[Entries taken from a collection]

__________________________________________________

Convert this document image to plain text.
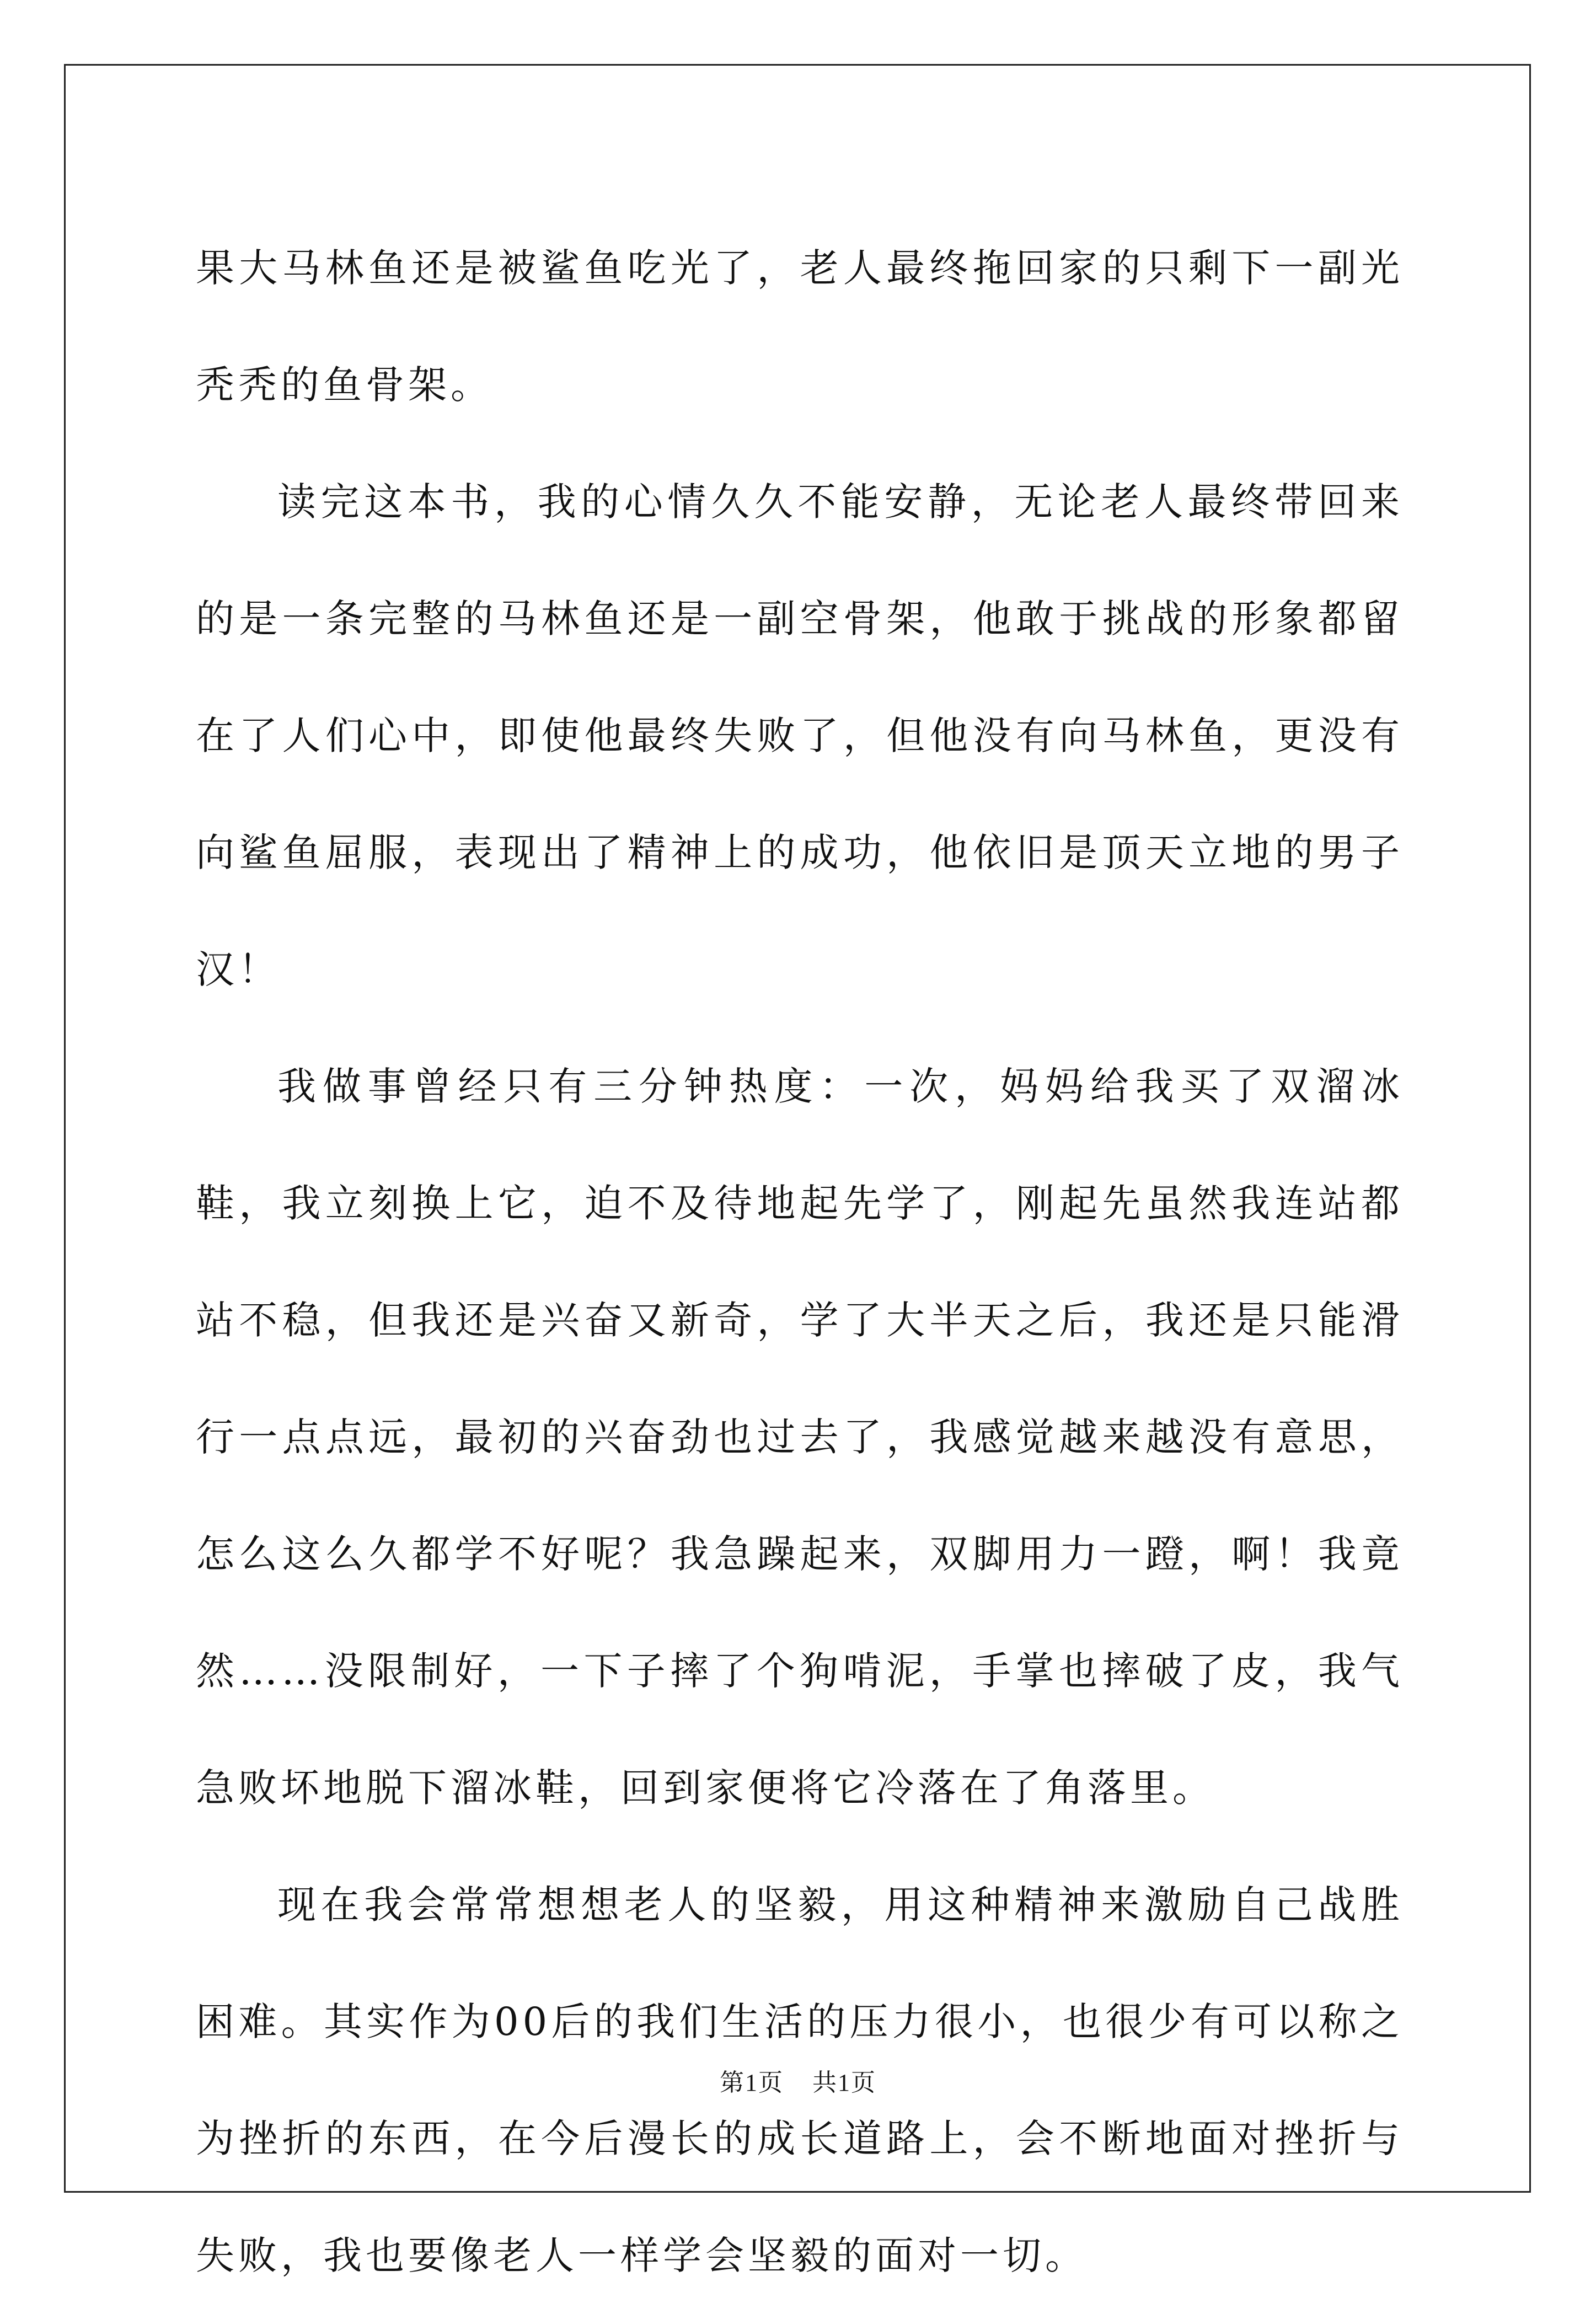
果大马林鱼还是被鲨鱼吃光了，老人最终拖回家的只剩下一副光秃秃的鱼骨架。

读完这本书，我的心情久久不能安静，无论老人最终带回来的是一条完整的马林鱼还是一副空骨架，他敢于挑战的形象都留在了人们心中，即使他最终失败了，但他没有向马林鱼，更没有向鲨鱼屈服，表现出了精神上的成功，他依旧是顶天立地的男子汉！

我做事曾经只有三分钟热度：一次，妈妈给我买了双溜冰鞋，我立刻换上它，迫不及待地起先学了，刚起先虽然我连站都站不稳，但我还是兴奋又新奇，学了大半天之后，我还是只能滑行一点点远，最初的兴奋劲也过去了，我感觉越来越没有意思，怎么这么久都学不好呢？我急躁起来，双脚用力一蹬，啊！我竟然……没限制好，一下子摔了个狗啃泥，手掌也摔破了皮，我气急败坏地脱下溜冰鞋，回到家便将它冷落在了角落里。

现在我会常常想想老人的坚毅，用这种精神来激励自己战胜困难。其实作为00后的我们生活的压力很小，也很少有可以称之为挫折的东西，在今后漫长的成长道路上，会不断地面对挫折与失败，我也要像老人一样学会坚毅的面对一切。

第1页 共1页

__________________________________________________

### Task to complete
Transcribe all the lines above exactly, apart from the pictures.

### Written solution
Convert this document image to plain text.
果大马林鱼还是被鲨鱼吃光了，老人最终拖回家的只剩下一副光秃秃的鱼骨架。

读完这本书，我的心情久久不能安静，无论老人最终带回来的是一条完整的马林鱼还是一副空骨架，他敢于挑战的形象都留在了人们心中，即使他最终失败了，但他没有向马林鱼，更没有向鲨鱼屈服，表现出了精神上的成功，他依旧是顶天立地的男子汉！

我做事曾经只有三分钟热度：一次，妈妈给我买了双溜冰鞋，我立刻换上它，迫不及待地起先学了，刚起先虽然我连站都站不稳，但我还是兴奋又新奇，学了大半天之后，我还是只能滑行一点点远，最初的兴奋劲也过去了，我感觉越来越没有意思，怎么这么久都学不好呢？我急躁起来，双脚用力一蹬，啊！我竟然……没限制好，一下子摔了个狗啃泥，手掌也摔破了皮，我气急败坏地脱下溜冰鞋，回到家便将它冷落在了角落里。

现在我会常常想想老人的坚毅，用这种精神来激励自己战胜困难。其实作为00后的我们生活的压力很小，也很少有可以称之为挫折的东西，在今后漫长的成长道路上，会不断地面对挫折与失败，我也要像老人一样学会坚毅的面对一切。

第1页 共1页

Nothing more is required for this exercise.